Task requirements
Check every line of the entries below for the word "selected", and copy the ones that have it.

Records for the task

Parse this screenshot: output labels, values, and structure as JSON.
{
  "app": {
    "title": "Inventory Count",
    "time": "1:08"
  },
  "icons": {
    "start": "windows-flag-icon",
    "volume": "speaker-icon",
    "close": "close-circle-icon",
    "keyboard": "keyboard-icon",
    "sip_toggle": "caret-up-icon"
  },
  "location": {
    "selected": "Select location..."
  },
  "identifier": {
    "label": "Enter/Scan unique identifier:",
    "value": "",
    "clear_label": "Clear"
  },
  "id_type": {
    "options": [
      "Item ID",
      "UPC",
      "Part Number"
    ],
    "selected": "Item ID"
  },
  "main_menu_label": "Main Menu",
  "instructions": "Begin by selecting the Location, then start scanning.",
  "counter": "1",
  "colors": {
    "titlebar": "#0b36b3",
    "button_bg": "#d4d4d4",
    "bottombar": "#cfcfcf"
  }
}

Finished exercise
    "selected": "Select location..."
    "selected": "Item ID"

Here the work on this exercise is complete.